**Texto del documento:**
········

A Pablo
“No es el hombre crítico el que importa; ni el que se fija en los tropiezos del hombre fuerte o en qué ocasiones el hacedor de andanzas podía haberlo hecho mejor”.
“El mérito pertenece al hombre que está en el ruedo, con el rostro estropeado por el polvo, el sudor y la sangre; al que lucha valientemente; al que se equivoca; al que fracasa una y otra vez, porque no hay intento sin error ni fallo; al que realmente se esfuerza por actuar; al que siente grandes entusiasmos; grandes devociones; al que se entrega a una causa digna; al que, en el mejor de los casos, acaba por conocer el triunfo inherente a un gran logro, y del que, en el peor de los casos, si fracasa, al menos habrá fracasado tras haberse atrevido a arriesgarse con todas sus fuerzas…”
El anterior es un fragmento del discurso que Theodore Roosevelt dio en La Sorbona de París, el 23 de abril de 1910, conocido como “El hombre en el ruedo”. Y es precisamente este fragmento el que lo hizo famoso.

········

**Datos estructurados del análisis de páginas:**
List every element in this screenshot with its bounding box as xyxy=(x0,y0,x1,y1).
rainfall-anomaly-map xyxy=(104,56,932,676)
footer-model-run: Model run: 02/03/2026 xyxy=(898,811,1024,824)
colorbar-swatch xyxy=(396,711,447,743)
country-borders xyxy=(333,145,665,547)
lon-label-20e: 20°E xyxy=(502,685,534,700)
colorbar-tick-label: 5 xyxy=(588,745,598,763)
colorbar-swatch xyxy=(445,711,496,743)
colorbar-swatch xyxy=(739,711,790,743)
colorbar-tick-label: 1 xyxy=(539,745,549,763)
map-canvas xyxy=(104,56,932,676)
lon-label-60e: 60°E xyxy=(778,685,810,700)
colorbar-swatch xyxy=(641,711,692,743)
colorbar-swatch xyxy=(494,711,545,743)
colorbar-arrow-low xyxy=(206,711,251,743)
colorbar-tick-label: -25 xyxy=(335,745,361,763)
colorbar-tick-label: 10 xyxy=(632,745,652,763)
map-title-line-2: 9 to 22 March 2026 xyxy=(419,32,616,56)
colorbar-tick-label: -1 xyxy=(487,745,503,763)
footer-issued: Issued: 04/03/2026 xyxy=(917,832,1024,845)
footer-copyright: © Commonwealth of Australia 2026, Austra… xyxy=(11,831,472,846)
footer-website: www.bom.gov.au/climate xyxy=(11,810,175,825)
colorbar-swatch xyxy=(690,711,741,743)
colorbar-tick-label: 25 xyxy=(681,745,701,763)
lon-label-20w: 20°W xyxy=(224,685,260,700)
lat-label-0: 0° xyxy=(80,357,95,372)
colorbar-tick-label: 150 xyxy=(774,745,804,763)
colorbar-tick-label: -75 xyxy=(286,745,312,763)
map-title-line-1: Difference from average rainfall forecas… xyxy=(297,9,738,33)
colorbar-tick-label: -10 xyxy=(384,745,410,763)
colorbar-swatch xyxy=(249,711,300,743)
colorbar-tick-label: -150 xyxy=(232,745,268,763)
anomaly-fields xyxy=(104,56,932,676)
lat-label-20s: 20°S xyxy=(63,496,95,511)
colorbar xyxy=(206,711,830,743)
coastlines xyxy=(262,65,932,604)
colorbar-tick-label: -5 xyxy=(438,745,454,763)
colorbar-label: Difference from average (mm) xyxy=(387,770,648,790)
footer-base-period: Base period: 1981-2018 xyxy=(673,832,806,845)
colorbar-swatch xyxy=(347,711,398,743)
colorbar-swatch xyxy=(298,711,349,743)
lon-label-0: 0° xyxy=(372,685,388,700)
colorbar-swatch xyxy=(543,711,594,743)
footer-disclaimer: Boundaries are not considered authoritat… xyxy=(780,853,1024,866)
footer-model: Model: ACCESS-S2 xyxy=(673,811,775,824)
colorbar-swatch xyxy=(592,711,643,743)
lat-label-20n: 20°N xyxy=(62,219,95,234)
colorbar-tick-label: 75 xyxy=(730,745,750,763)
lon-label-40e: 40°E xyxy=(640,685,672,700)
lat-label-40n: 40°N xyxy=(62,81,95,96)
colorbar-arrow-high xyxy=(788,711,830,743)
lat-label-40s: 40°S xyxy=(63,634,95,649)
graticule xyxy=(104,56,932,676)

········

**Tareas propuestas:**
(1) Indica si cada afirmación concuerda con el texto sobre el discurso de Roosevelt y responde sí o no, citando literalmente las palabras del texto que lo deciden: (a) el discurso se pronunció en La Sorbona de París; (b) el discurso tuvo lugar el 23 de abril de 1910; (c) según el fragmento citado, el mérito pertenece al hombre crítico.
(2) Reproduce literalmente el pasaje del texto sobre el discurso de Roosevelt que va desde "El anterior es" hasta "lo hizo famoso.".
Las filas no guardan relación con el texto sobre el discurso de Roosevelt.

**Resultados por tarea:**
(1)
(a) Sí: «dio en La Sorbona de París».
(b) Sí: «el 23 de abril de 1910».
(c) No: «No es el hombre crítico el que importa».

(2)
El anterior es un fragmento del discurso que Theodore Roosevelt dio en La Sorbona de París, el 23 de abril de 1910, conocido como “El hombre en el ruedo”. Y es precisamente este fragmento el que lo hizo famoso.